** Your instructions **
Will you transcribe the entries that follow, exactly and in full?

-- Start Material provided --

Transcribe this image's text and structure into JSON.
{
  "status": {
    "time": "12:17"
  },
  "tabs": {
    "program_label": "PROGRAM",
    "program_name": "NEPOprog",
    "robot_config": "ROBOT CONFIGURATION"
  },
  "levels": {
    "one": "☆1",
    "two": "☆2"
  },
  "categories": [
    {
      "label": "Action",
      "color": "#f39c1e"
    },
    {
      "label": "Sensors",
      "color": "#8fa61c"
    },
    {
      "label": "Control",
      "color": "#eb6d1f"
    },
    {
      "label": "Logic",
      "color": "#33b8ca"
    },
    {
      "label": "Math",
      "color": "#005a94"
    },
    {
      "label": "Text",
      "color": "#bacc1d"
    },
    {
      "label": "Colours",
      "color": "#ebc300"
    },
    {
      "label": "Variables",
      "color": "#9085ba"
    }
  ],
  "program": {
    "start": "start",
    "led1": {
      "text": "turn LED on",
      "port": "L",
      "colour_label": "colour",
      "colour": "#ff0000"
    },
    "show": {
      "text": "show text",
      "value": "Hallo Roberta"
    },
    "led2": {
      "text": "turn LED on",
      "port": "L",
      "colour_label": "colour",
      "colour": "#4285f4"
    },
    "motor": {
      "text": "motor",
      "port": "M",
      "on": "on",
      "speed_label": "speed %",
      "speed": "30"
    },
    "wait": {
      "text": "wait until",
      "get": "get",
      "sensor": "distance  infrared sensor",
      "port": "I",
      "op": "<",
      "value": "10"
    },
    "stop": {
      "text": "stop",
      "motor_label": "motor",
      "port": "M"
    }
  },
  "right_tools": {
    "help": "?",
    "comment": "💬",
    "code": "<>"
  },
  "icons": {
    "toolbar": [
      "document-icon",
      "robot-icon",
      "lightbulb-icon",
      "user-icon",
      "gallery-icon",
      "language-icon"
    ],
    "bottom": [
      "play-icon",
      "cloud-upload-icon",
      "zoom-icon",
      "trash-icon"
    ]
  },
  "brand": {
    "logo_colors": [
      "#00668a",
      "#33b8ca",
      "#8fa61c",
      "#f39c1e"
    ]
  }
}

-- End Material provided --

** Response to this exercise **
Transcribe this image's text and structure into JSON.
{
  "status": {
    "time": "12:17"
  },
  "tabs": {
    "program_label": "PROGRAM",
    "program_name": "NEPOprog",
    "robot_config": "ROBOT CONFIGURATION"
  },
  "levels": {
    "one": "☆1",
    "two": "☆2"
  },
  "categories": [
    {
      "label": "Action",
      "color": "#f39c1e"
    },
    {
      "label": "Sensors",
      "color": "#8fa61c"
    },
    {
      "label": "Control",
      "color": "#eb6d1f"
    },
    {
      "label": "Logic",
      "color": "#33b8ca"
    },
    {
      "label": "Math",
      "color": "#005a94"
    },
    {
      "label": "Text",
      "color": "#bacc1d"
    },
    {
      "label": "Colours",
      "color": "#ebc300"
    },
    {
      "label": "Variables",
      "color": "#9085ba"
    }
  ],
  "program": {
    "start": "start",
    "led1": {
      "text": "turn LED on",
      "port": "L",
      "colour_label": "colour",
      "colour": "#ff0000"
    },
    "show": {
      "text": "show text",
      "value": "Hallo Roberta"
    },
    "led2": {
      "text": "turn LED on",
      "port": "L",
      "colour_label": "colour",
      "colour": "#4285f4"
    },
    "motor": {
      "text": "motor",
      "port": "M",
      "on": "on",
      "speed_label": "speed %",
      "speed": "30"
    },
    "wait": {
      "text": "wait until",
      "get": "get",
      "sensor": "distance  infrared sensor",
      "port": "I",
      "op": "<",
      "value": "10"
    },
    "stop": {
      "text": "stop",
      "motor_label": "motor",
      "port": "M"
    }
  },
  "right_tools": {
    "help": "?",
    "comment": "💬",
    "code": "<>"
  },
  "icons": {
    "toolbar": [
      "document-icon",
      "robot-icon",
      "lightbulb-icon",
      "user-icon",
      "gallery-icon",
      "language-icon"
    ],
    "bottom": [
      "play-icon",
      "cloud-upload-icon",
      "zoom-icon",
      "trash-icon"
    ]
  },
  "brand": {
    "logo_colors": [
      "#00668a",
      "#33b8ca",
      "#8fa61c",
      "#f39c1e"
    ]
  }
}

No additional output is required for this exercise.